TASK DIRECTIONS: Pull each line holding "bottom" out of the entries below.

THE RECORDS:
================================
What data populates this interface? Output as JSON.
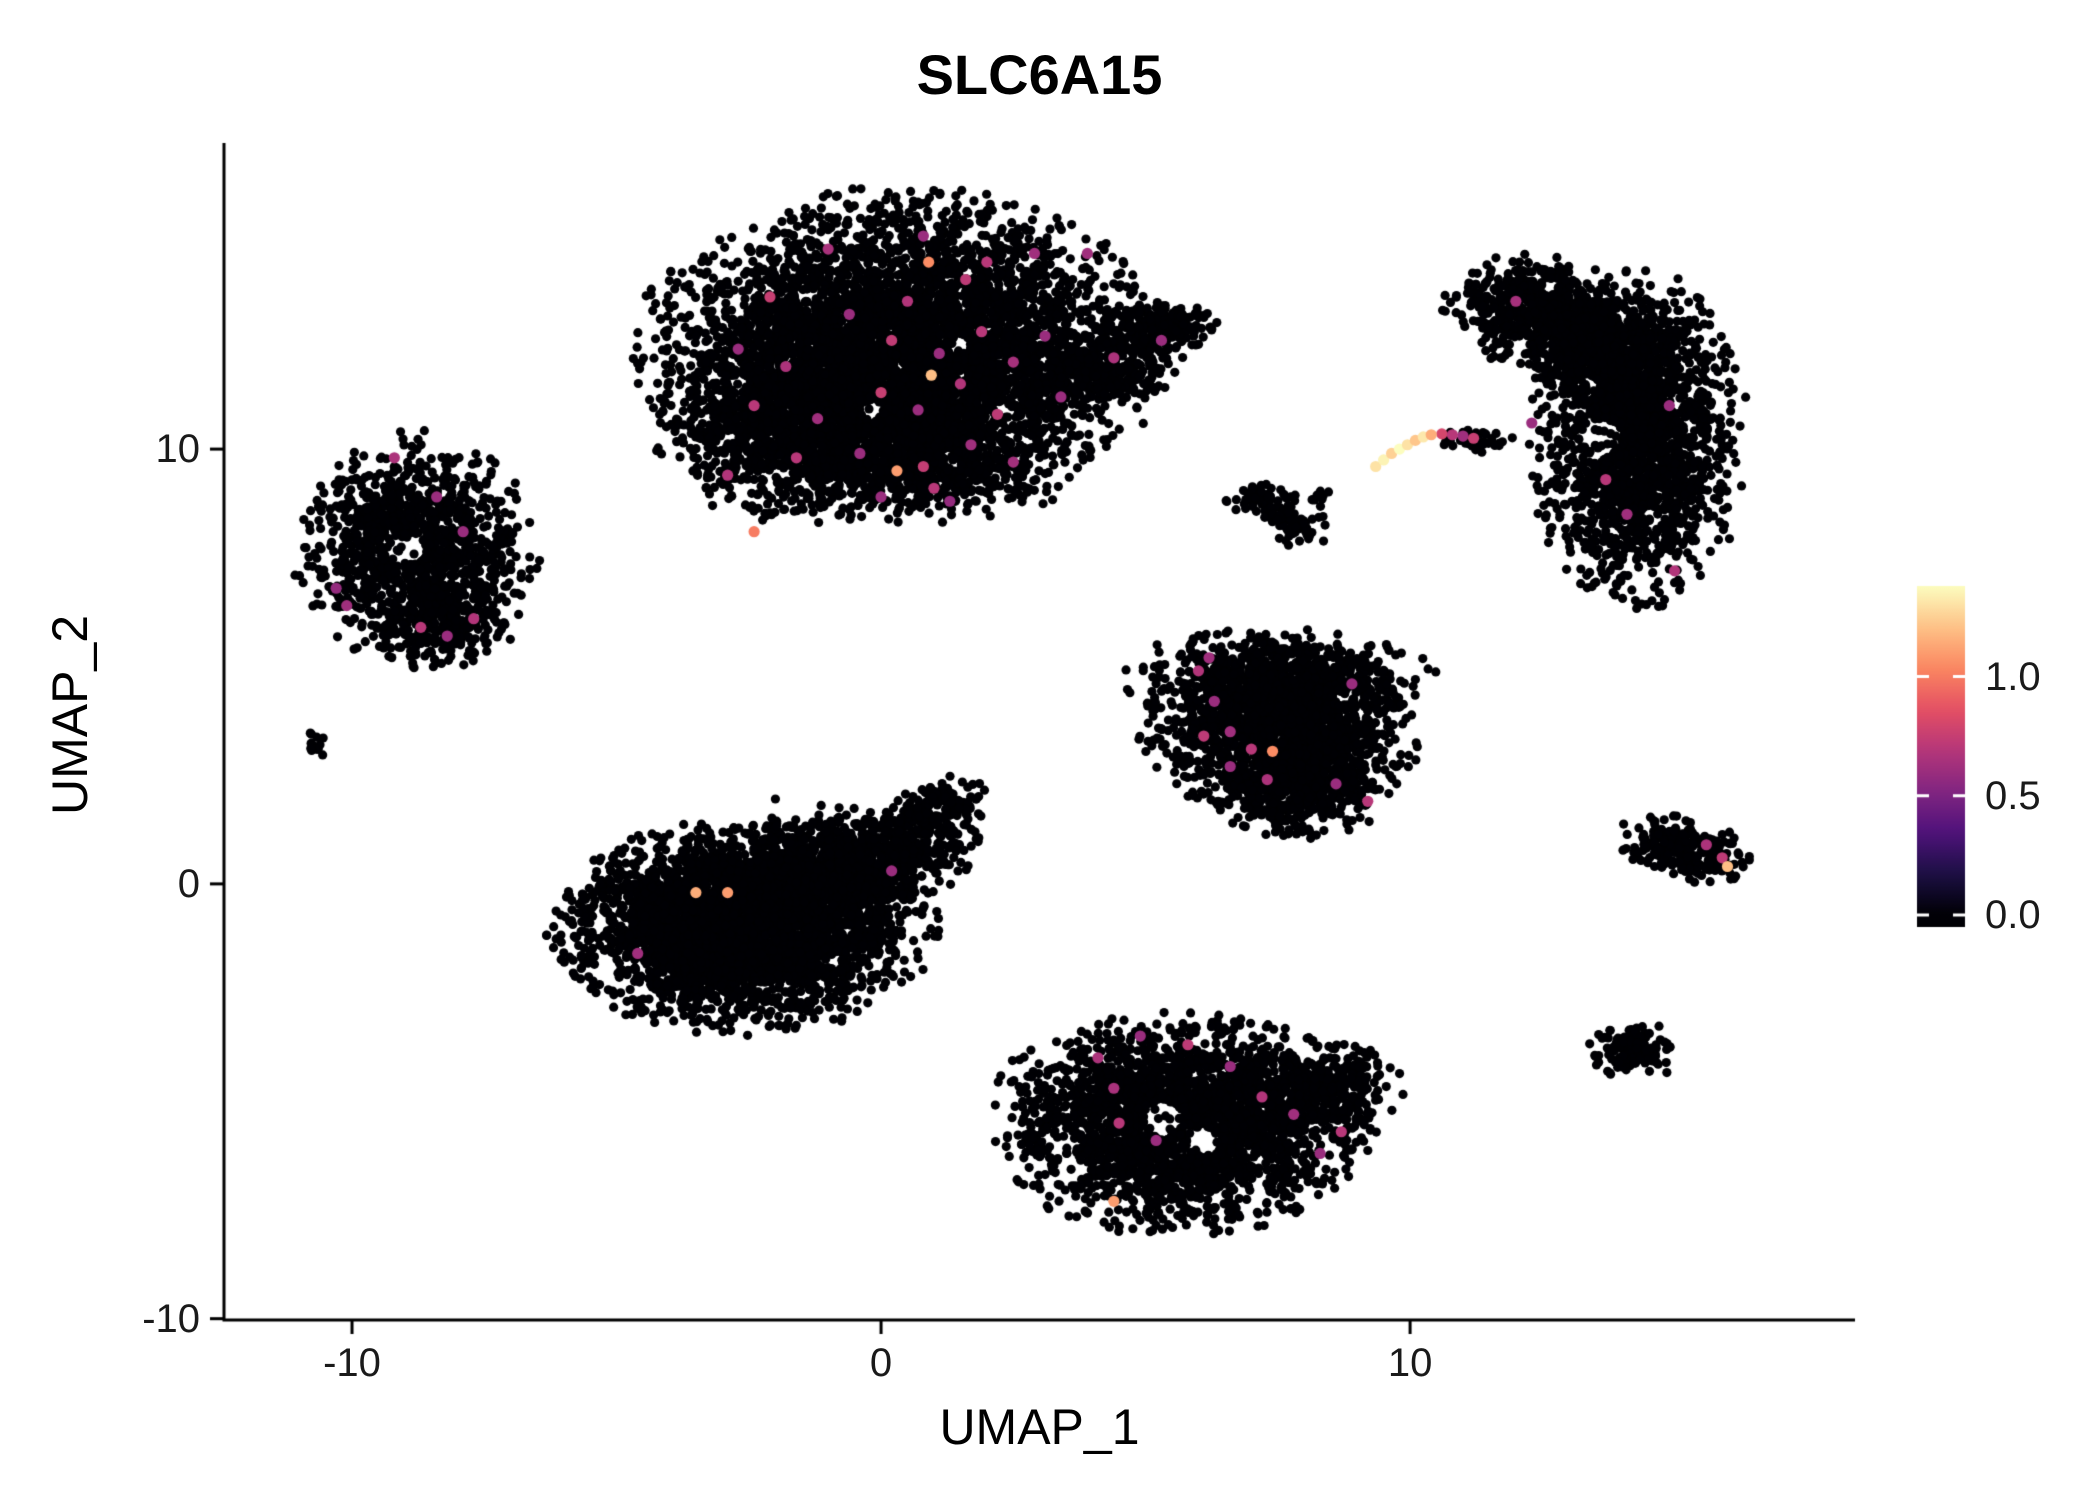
{
  "chart_data": {
    "type": "scatter",
    "title": "SLC6A15",
    "xlabel": "UMAP_1",
    "ylabel": "UMAP_2",
    "xlim": [
      -12.42,
      18.41
    ],
    "ylim": [
      -10.03,
      17.04
    ],
    "x_ticks": [
      -10,
      0,
      10
    ],
    "y_ticks": [
      -10,
      0,
      10
    ],
    "background_color": "#ffffff",
    "axis_color": "#000000",
    "point_radius_px": 4.6,
    "highlight_radius_px": 5.6,
    "colormap_stops": [
      [
        0,
        "#000004"
      ],
      [
        0.125,
        "#1c1044"
      ],
      [
        0.25,
        "#4f127b"
      ],
      [
        0.375,
        "#812581"
      ],
      [
        0.5,
        "#b5367a"
      ],
      [
        0.625,
        "#e55064"
      ],
      [
        0.75,
        "#fb8761"
      ],
      [
        0.875,
        "#fec287"
      ],
      [
        1,
        "#fcfdbf"
      ]
    ],
    "legend": {
      "tick_labels": [
        "1.0",
        "0.5",
        "0.0"
      ],
      "tick_values": [
        1.0,
        0.5,
        0.0
      ],
      "bar_vmin": -0.05,
      "bar_vmax": 1.38,
      "color_domain": [
        0,
        1.38
      ]
    },
    "clusters": [
      {
        "name": "top-main",
        "cx": 0.4,
        "cy": 12.3,
        "sx": 2.05,
        "sy": 1.5,
        "n": 5200
      },
      {
        "name": "top-lower-left",
        "cx": -1.6,
        "cy": 10.4,
        "sx": 1.15,
        "sy": 0.85,
        "n": 900
      },
      {
        "name": "top-lower",
        "cx": 0.8,
        "cy": 9.7,
        "sx": 1.3,
        "sy": 0.6,
        "n": 650
      },
      {
        "name": "top-arm",
        "cx": 4.1,
        "cy": 11.8,
        "sx": 0.7,
        "sy": 0.4,
        "n": 260,
        "rot": 0.35
      },
      {
        "name": "top-arm-2",
        "cx": 5.0,
        "cy": 12.7,
        "sx": 0.55,
        "sy": 0.28,
        "n": 150,
        "rot": 0.2
      },
      {
        "name": "top-speck",
        "cx": 5.6,
        "cy": 12.9,
        "sx": 0.22,
        "sy": 0.18,
        "n": 45
      },
      {
        "name": "top-dot",
        "cx": 6.3,
        "cy": 12.8,
        "sx": 0.08,
        "sy": 0.07,
        "n": 5
      },
      {
        "name": "left",
        "cx": -8.8,
        "cy": 7.7,
        "sx": 0.95,
        "sy": 1.1,
        "n": 1150
      },
      {
        "name": "left-lower",
        "cx": -8.3,
        "cy": 6.0,
        "sx": 0.55,
        "sy": 0.45,
        "n": 220
      },
      {
        "name": "tiny-left",
        "cx": -10.7,
        "cy": 3.2,
        "sx": 0.12,
        "sy": 0.17,
        "n": 14
      },
      {
        "name": "bottom-left-main",
        "cx": -2.6,
        "cy": -1.0,
        "sx": 1.5,
        "sy": 1.0,
        "n": 3400
      },
      {
        "name": "bottom-left-upper",
        "cx": -1.2,
        "cy": 0.6,
        "sx": 0.9,
        "sy": 0.6,
        "n": 400
      },
      {
        "name": "bottom-left-tail",
        "cx": 0.2,
        "cy": 0.6,
        "sx": 0.8,
        "sy": 0.5,
        "n": 450,
        "rot": 0.5
      },
      {
        "name": "bottom-left-tip",
        "cx": 1.1,
        "cy": 1.7,
        "sx": 0.45,
        "sy": 0.3,
        "n": 130,
        "rot": 0.6
      },
      {
        "name": "center-right-main",
        "cx": 7.6,
        "cy": 3.6,
        "sx": 1.1,
        "sy": 0.85,
        "n": 1600
      },
      {
        "name": "center-right-top",
        "cx": 7.5,
        "cy": 4.8,
        "sx": 1.2,
        "sy": 0.45,
        "n": 500
      },
      {
        "name": "center-right-bottom",
        "cx": 7.9,
        "cy": 2.2,
        "sx": 0.7,
        "sy": 0.5,
        "n": 450
      },
      {
        "name": "bottom-middle",
        "cx": 5.6,
        "cy": -5.5,
        "sx": 1.5,
        "sy": 1.05,
        "n": 2600
      },
      {
        "name": "bottom-middle-right",
        "cx": 8.4,
        "cy": -4.7,
        "sx": 0.6,
        "sy": 0.55,
        "n": 280
      },
      {
        "name": "right-main",
        "cx": 14.3,
        "cy": 10.2,
        "sx": 0.85,
        "sy": 1.6,
        "n": 1900
      },
      {
        "name": "right-hook",
        "cx": 12.6,
        "cy": 13.1,
        "sx": 0.85,
        "sy": 0.55,
        "n": 700,
        "rot": -0.3
      },
      {
        "name": "right-bridge",
        "cx": 13.6,
        "cy": 12.2,
        "sx": 0.6,
        "sy": 0.5,
        "n": 420
      },
      {
        "name": "speck-a",
        "cx": 7.2,
        "cy": 8.9,
        "sx": 0.28,
        "sy": 0.2,
        "n": 65
      },
      {
        "name": "speck-b",
        "cx": 7.9,
        "cy": 8.2,
        "sx": 0.25,
        "sy": 0.2,
        "n": 50
      },
      {
        "name": "speck-c",
        "cx": 7.5,
        "cy": 8.5,
        "sx": 0.15,
        "sy": 0.12,
        "n": 20
      },
      {
        "name": "speck-d",
        "cx": 8.3,
        "cy": 8.9,
        "sx": 0.12,
        "sy": 0.1,
        "n": 10
      },
      {
        "name": "streak-dark-end",
        "cx": 11.25,
        "cy": 10.2,
        "sx": 0.3,
        "sy": 0.12,
        "n": 45,
        "rot": -0.1
      },
      {
        "name": "right-small",
        "cx": 15.2,
        "cy": 0.8,
        "sx": 0.55,
        "sy": 0.3,
        "n": 240,
        "rot": -0.25
      },
      {
        "name": "right-bottom-blob",
        "cx": 14.25,
        "cy": -3.8,
        "sx": 0.35,
        "sy": 0.3,
        "n": 140
      }
    ],
    "voids": [
      {
        "cx": -8.95,
        "cy": 7.7,
        "r": 0.35
      },
      {
        "cx": -0.2,
        "cy": 10.9,
        "r": 0.22
      },
      {
        "cx": 1.5,
        "cy": 12.4,
        "r": 0.2
      },
      {
        "cx": 5.3,
        "cy": -5.4,
        "r": 0.42
      },
      {
        "cx": 6.1,
        "cy": -5.9,
        "r": 0.32
      },
      {
        "cx": 3.6,
        "cy": -6.6,
        "r": 0.3
      },
      {
        "cx": 13.6,
        "cy": 10.3,
        "r": 0.4
      }
    ],
    "expressing_cells": {
      "mid": {
        "value_range": [
          0.55,
          0.85
        ],
        "points": [
          [
            -1.0,
            14.6,
            0.65
          ],
          [
            0.8,
            14.9,
            0.6
          ],
          [
            2.0,
            14.3,
            0.7
          ],
          [
            2.9,
            14.5,
            0.62
          ],
          [
            3.9,
            14.5,
            0.62
          ],
          [
            -2.1,
            13.5,
            0.75
          ],
          [
            -0.6,
            13.1,
            0.6
          ],
          [
            0.5,
            13.4,
            0.68
          ],
          [
            1.6,
            13.9,
            0.72
          ],
          [
            -2.7,
            12.3,
            0.6
          ],
          [
            -1.8,
            11.9,
            0.66
          ],
          [
            0.2,
            12.5,
            0.73
          ],
          [
            1.1,
            12.2,
            0.6
          ],
          [
            1.9,
            12.7,
            0.7
          ],
          [
            2.5,
            12.0,
            0.64
          ],
          [
            3.1,
            12.6,
            0.6
          ],
          [
            5.3,
            12.5,
            0.6
          ],
          [
            -2.4,
            11.0,
            0.7
          ],
          [
            -1.2,
            10.7,
            0.62
          ],
          [
            0.0,
            11.3,
            0.75
          ],
          [
            0.7,
            10.9,
            0.6
          ],
          [
            1.5,
            11.5,
            0.68
          ],
          [
            2.2,
            10.8,
            0.72
          ],
          [
            3.4,
            11.2,
            0.6
          ],
          [
            4.4,
            12.1,
            0.66
          ],
          [
            -1.6,
            9.8,
            0.7
          ],
          [
            -0.4,
            9.9,
            0.6
          ],
          [
            0.8,
            9.6,
            0.74
          ],
          [
            1.7,
            10.1,
            0.62
          ],
          [
            -2.9,
            9.4,
            0.68
          ],
          [
            0.0,
            8.9,
            0.6
          ],
          [
            1.0,
            9.1,
            0.7
          ],
          [
            2.5,
            9.7,
            0.63
          ],
          [
            1.3,
            8.8,
            0.58
          ],
          [
            -9.2,
            9.8,
            0.66
          ],
          [
            -8.4,
            8.9,
            0.6
          ],
          [
            -7.9,
            8.1,
            0.6
          ],
          [
            -10.1,
            6.4,
            0.62
          ],
          [
            -8.7,
            5.9,
            0.7
          ],
          [
            -8.2,
            5.7,
            0.6
          ],
          [
            -7.7,
            6.1,
            0.68
          ],
          [
            -10.3,
            6.8,
            0.58
          ],
          [
            -4.6,
            -1.6,
            0.62
          ],
          [
            0.2,
            0.3,
            0.6
          ],
          [
            6.0,
            4.9,
            0.68
          ],
          [
            6.2,
            5.2,
            0.62
          ],
          [
            6.3,
            4.2,
            0.6
          ],
          [
            6.1,
            3.4,
            0.72
          ],
          [
            6.6,
            3.5,
            0.62
          ],
          [
            7.0,
            3.1,
            0.7
          ],
          [
            6.6,
            2.7,
            0.6
          ],
          [
            7.3,
            2.4,
            0.66
          ],
          [
            8.6,
            2.3,
            0.6
          ],
          [
            9.2,
            1.9,
            0.7
          ],
          [
            8.9,
            4.6,
            0.6
          ],
          [
            4.1,
            -4.0,
            0.66
          ],
          [
            4.9,
            -3.5,
            0.6
          ],
          [
            5.8,
            -3.7,
            0.72
          ],
          [
            6.6,
            -4.2,
            0.6
          ],
          [
            7.2,
            -4.9,
            0.68
          ],
          [
            7.8,
            -5.3,
            0.62
          ],
          [
            8.7,
            -5.7,
            0.7
          ],
          [
            5.2,
            -5.9,
            0.6
          ],
          [
            4.4,
            -4.7,
            0.65
          ],
          [
            8.3,
            -6.2,
            0.6
          ],
          [
            4.5,
            -5.5,
            0.7
          ],
          [
            12.0,
            13.4,
            0.64
          ],
          [
            14.9,
            11.0,
            0.6
          ],
          [
            13.7,
            9.3,
            0.7
          ],
          [
            14.1,
            8.5,
            0.62
          ],
          [
            15.0,
            7.2,
            0.68
          ],
          [
            12.3,
            10.6,
            0.6
          ],
          [
            10.6,
            10.35,
            0.8
          ],
          [
            10.8,
            10.33,
            0.7
          ],
          [
            11.0,
            10.3,
            0.62
          ],
          [
            11.2,
            10.25,
            0.75
          ],
          [
            15.6,
            0.9,
            0.66
          ],
          [
            15.9,
            0.6,
            0.72
          ]
        ]
      },
      "high": {
        "value_range": [
          0.95,
          1.38
        ],
        "points": [
          [
            0.95,
            11.7,
            1.2
          ],
          [
            0.3,
            9.5,
            1.1
          ],
          [
            0.9,
            14.3,
            1.05
          ],
          [
            -2.4,
            8.1,
            1.0
          ],
          [
            -3.5,
            -0.2,
            1.15
          ],
          [
            -2.9,
            -0.2,
            1.1
          ],
          [
            7.4,
            3.05,
            1.05
          ],
          [
            4.4,
            -7.3,
            1.1
          ],
          [
            9.35,
            9.6,
            1.3
          ],
          [
            9.5,
            9.75,
            1.35
          ],
          [
            9.65,
            9.9,
            1.25
          ],
          [
            9.8,
            10.0,
            1.38
          ],
          [
            9.95,
            10.1,
            1.3
          ],
          [
            10.1,
            10.2,
            1.22
          ],
          [
            10.25,
            10.28,
            1.32
          ],
          [
            10.4,
            10.33,
            1.15
          ],
          [
            16.0,
            0.4,
            1.2
          ]
        ]
      }
    }
  }
}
================================
THE OUTPUT:
        "name": "bottom-left-main",
        "name": "bottom-left-upper",
        "name": "bottom-left-tail",
        "name": "bottom-left-tip",
        "name": "center-right-bottom",
        "name": "bottom-middle",
        "name": "bottom-middle-right",
        "name": "right-bottom-blob",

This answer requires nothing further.